◆ **Aim of the exercise**:
Print out every record exactly as it appears.

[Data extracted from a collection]
[START]
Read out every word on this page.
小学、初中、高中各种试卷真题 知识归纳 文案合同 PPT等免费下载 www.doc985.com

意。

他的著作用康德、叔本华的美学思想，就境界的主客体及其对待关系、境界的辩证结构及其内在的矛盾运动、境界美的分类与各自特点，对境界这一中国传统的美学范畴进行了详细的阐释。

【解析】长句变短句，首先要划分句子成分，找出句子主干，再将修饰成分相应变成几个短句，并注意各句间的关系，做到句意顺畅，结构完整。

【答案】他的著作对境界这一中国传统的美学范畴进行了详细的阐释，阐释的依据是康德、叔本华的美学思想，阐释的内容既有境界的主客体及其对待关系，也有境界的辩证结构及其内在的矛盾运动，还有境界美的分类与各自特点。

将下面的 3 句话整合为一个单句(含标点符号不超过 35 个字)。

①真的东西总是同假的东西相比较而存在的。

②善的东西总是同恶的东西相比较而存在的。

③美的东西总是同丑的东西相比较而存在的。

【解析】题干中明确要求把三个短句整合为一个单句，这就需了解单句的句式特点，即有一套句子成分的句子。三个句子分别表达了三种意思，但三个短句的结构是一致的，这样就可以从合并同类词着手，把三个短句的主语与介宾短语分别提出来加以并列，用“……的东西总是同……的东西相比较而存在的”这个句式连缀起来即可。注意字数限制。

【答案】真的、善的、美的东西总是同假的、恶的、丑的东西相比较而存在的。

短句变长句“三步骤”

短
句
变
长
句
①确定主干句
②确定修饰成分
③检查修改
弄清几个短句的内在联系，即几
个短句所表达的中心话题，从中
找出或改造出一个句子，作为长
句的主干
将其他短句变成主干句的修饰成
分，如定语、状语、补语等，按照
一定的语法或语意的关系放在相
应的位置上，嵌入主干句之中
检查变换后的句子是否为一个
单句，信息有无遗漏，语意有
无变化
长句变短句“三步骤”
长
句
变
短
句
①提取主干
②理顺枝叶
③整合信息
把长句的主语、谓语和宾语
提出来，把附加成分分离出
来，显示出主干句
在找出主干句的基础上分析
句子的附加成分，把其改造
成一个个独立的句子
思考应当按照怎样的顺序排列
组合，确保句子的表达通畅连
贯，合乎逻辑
[END]
◆ **In response**:
Read out every word on this page.
小学、初中、高中各种试卷真题 知识归纳 文案合同 PPT等免费下载 www.doc985.com

意。

他的著作用康德、叔本华的美学思想，就境界的主客体及其对待关系、境界的辩证结构及其内在的矛盾运动、境界美的分类与各自特点，对境界这一中国传统的美学范畴进行了详细的阐释。

【解析】长句变短句，首先要划分句子成分，找出句子主干，再将修饰成分相应变成几个短句，并注意各句间的关系，做到句意顺畅，结构完整。

【答案】他的著作对境界这一中国传统的美学范畴进行了详细的阐释，阐释的依据是康德、叔本华的美学思想，阐释的内容既有境界的主客体及其对待关系，也有境界的辩证结构及其内在的矛盾运动，还有境界美的分类与各自特点。

将下面的 3 句话整合为一个单句(含标点符号不超过 35 个字)。

①真的东西总是同假的东西相比较而存在的。

②善的东西总是同恶的东西相比较而存在的。

③美的东西总是同丑的东西相比较而存在的。

【解析】题干中明确要求把三个短句整合为一个单句，这就需了解单句的句式特点，即有一套句子成分的句子。三个句子分别表达了三种意思，但三个短句的结构是一致的，这样就可以从合并同类词着手，把三个短句的主语与介宾短语分别提出来加以并列，用“……的东西总是同……的东西相比较而存在的”这个句式连缀起来即可。注意字数限制。

【答案】真的、善的、美的东西总是同假的、恶的、丑的东西相比较而存在的。

短句变长句“三步骤”

短
句
变
长
句
①确定主干句
②确定修饰成分
③检查修改
弄清几个短句的内在联系，即几
个短句所表达的中心话题，从中
找出或改造出一个句子，作为长
句的主干
将其他短句变成主干句的修饰成
分，如定语、状语、补语等，按照
一定的语法或语意的关系放在相
应的位置上，嵌入主干句之中
检查变换后的句子是否为一个
单句，信息有无遗漏，语意有
无变化
长句变短句“三步骤”
长
句
变
短
句
①提取主干
②理顺枝叶
③整合信息
把长句的主语、谓语和宾语
提出来，把附加成分分离出
来，显示出主干句
在找出主干句的基础上分析
句子的附加成分，把其改造
成一个个独立的句子
思考应当按照怎样的顺序排列
组合，确保句子的表达通畅连
贯，合乎逻辑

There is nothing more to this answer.